What the task requires –
Output each line exactly as it appears, skipping any embedded picture.

Dataset entries –
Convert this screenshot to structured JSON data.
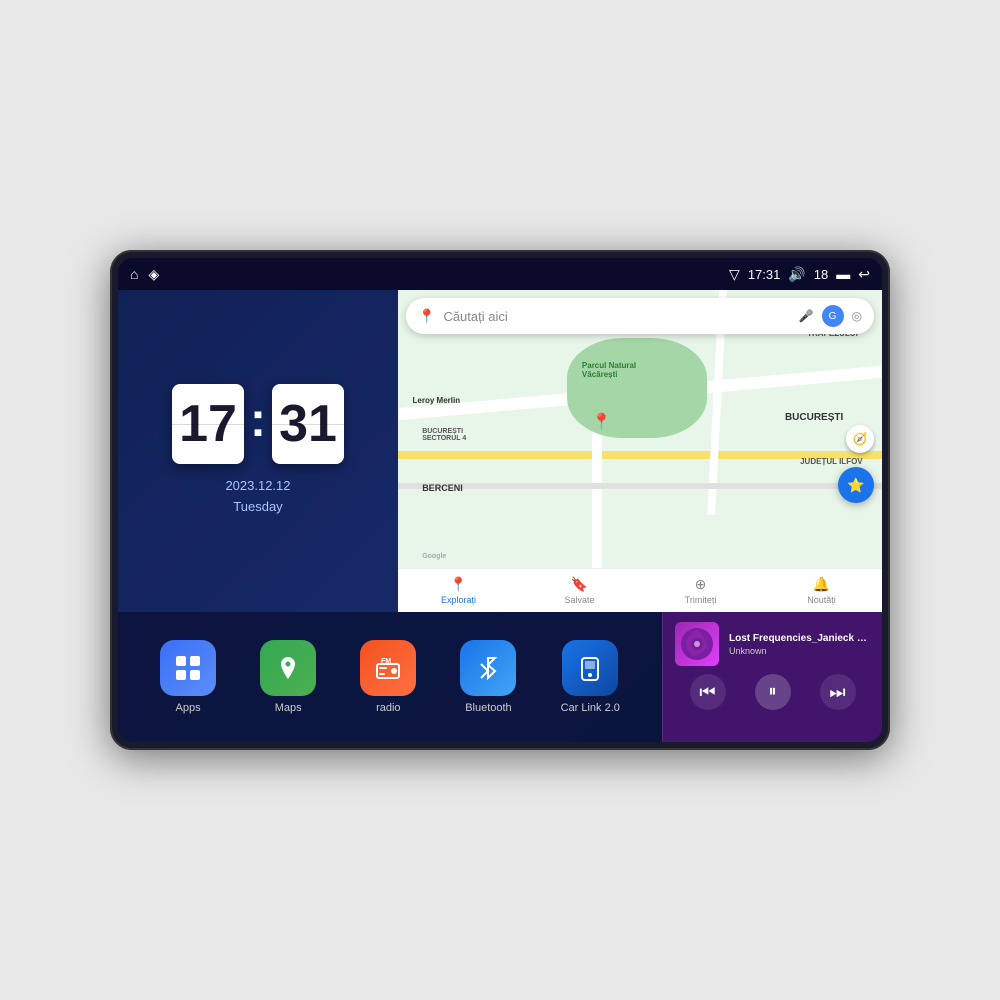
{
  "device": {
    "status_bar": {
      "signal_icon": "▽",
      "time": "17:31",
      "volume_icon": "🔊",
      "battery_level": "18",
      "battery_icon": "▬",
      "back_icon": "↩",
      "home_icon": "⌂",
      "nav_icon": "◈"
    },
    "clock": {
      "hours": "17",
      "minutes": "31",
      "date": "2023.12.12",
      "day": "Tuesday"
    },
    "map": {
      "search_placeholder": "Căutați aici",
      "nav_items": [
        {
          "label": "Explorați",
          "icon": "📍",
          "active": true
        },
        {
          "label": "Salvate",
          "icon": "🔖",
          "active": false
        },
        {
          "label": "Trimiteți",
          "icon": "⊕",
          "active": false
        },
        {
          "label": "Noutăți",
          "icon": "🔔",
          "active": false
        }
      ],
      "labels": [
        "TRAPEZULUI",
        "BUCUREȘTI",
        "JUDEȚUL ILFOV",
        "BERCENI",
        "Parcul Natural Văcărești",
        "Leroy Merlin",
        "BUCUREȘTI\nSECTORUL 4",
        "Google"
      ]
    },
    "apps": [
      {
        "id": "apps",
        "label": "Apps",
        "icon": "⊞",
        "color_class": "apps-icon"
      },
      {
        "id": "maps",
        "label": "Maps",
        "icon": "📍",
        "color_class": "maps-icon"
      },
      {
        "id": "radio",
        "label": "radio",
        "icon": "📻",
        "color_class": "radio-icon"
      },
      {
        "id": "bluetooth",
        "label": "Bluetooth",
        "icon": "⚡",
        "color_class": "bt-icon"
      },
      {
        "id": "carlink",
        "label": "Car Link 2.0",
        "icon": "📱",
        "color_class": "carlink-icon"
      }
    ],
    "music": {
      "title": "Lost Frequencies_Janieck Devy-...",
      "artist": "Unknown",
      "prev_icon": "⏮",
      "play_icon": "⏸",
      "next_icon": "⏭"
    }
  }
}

Answer for this exercise –
Convert this screenshot to structured JSON data.
{
  "device": {
    "status_bar": {
      "signal_icon": "▽",
      "time": "17:31",
      "volume_icon": "🔊",
      "battery_level": "18",
      "battery_icon": "▬",
      "back_icon": "↩",
      "home_icon": "⌂",
      "nav_icon": "◈"
    },
    "clock": {
      "hours": "17",
      "minutes": "31",
      "date": "2023.12.12",
      "day": "Tuesday"
    },
    "map": {
      "search_placeholder": "Căutați aici",
      "nav_items": [
        {
          "label": "Explorați",
          "icon": "📍",
          "active": true
        },
        {
          "label": "Salvate",
          "icon": "🔖",
          "active": false
        },
        {
          "label": "Trimiteți",
          "icon": "⊕",
          "active": false
        },
        {
          "label": "Noutăți",
          "icon": "🔔",
          "active": false
        }
      ],
      "labels": [
        "TRAPEZULUI",
        "BUCUREȘTI",
        "JUDEȚUL ILFOV",
        "BERCENI",
        "Parcul Natural Văcărești",
        "Leroy Merlin",
        "BUCUREȘTI\nSECTORUL 4",
        "Google"
      ]
    },
    "apps": [
      {
        "id": "apps",
        "label": "Apps",
        "icon": "⊞",
        "color_class": "apps-icon"
      },
      {
        "id": "maps",
        "label": "Maps",
        "icon": "📍",
        "color_class": "maps-icon"
      },
      {
        "id": "radio",
        "label": "radio",
        "icon": "📻",
        "color_class": "radio-icon"
      },
      {
        "id": "bluetooth",
        "label": "Bluetooth",
        "icon": "⚡",
        "color_class": "bt-icon"
      },
      {
        "id": "carlink",
        "label": "Car Link 2.0",
        "icon": "📱",
        "color_class": "carlink-icon"
      }
    ],
    "music": {
      "title": "Lost Frequencies_Janieck Devy-...",
      "artist": "Unknown",
      "prev_icon": "⏮",
      "play_icon": "⏸",
      "next_icon": "⏭"
    }
  }
}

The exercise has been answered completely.